• [DATA TO PROCESS]:
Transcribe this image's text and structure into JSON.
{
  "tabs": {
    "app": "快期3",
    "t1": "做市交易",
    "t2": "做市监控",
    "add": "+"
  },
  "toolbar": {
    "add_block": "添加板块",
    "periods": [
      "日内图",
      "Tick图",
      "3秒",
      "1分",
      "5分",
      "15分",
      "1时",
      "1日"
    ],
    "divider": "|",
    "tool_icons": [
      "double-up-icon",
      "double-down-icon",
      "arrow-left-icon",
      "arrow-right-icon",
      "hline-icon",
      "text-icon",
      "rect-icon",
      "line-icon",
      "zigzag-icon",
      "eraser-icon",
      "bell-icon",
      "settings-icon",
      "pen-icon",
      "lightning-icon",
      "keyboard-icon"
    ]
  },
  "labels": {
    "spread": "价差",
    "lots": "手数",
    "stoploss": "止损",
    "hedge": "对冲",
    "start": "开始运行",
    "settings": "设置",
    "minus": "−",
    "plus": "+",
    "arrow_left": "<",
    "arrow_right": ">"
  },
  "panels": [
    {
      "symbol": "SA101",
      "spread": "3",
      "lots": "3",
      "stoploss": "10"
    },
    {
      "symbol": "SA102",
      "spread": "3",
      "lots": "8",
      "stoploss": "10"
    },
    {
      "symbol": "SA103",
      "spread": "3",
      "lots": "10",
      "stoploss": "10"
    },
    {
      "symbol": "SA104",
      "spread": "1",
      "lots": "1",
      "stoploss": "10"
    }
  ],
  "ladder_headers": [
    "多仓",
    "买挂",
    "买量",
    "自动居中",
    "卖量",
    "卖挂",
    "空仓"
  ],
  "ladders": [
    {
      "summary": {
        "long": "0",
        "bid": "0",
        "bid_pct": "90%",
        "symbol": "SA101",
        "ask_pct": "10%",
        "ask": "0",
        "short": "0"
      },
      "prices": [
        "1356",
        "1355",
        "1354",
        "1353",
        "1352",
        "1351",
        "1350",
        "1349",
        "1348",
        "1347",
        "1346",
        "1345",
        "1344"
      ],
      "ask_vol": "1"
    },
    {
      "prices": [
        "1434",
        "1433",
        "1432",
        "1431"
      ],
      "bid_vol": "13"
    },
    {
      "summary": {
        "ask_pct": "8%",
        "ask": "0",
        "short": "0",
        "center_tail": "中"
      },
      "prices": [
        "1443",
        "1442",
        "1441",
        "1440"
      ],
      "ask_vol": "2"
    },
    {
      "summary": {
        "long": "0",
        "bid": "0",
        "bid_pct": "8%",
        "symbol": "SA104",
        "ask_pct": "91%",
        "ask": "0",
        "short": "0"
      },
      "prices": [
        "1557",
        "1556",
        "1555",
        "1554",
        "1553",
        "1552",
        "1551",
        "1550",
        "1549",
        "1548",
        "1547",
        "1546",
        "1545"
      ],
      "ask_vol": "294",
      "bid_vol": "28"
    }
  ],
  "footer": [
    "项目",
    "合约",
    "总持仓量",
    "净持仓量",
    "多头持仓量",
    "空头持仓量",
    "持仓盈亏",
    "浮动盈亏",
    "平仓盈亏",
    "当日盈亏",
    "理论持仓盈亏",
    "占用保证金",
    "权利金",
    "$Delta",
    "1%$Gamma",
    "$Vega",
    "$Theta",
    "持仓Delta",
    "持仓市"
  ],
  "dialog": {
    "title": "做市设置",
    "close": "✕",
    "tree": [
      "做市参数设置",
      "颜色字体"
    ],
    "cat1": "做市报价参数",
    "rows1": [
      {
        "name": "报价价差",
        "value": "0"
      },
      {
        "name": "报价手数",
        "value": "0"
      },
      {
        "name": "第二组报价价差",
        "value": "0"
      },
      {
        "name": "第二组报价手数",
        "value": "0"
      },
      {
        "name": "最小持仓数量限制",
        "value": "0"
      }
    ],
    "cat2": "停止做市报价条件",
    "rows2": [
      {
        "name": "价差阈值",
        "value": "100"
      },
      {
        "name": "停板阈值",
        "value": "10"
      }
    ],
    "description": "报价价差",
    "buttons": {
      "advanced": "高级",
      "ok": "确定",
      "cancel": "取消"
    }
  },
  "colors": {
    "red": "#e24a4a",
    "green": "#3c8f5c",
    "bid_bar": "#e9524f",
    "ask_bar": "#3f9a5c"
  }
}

• [INSTRUCTIONS TO FOLLOW]: Look through the entries above; copy every line holding the string "name".

• [ANSWER FOR THIS EXERCISE]:
        "name": "报价价差",
        "name": "报价手数",
        "name": "第二组报价价差",
        "name": "第二组报价手数",
        "name": "最小持仓数量限制",
        "name": "价差阈值",
        "name": "停板阈值",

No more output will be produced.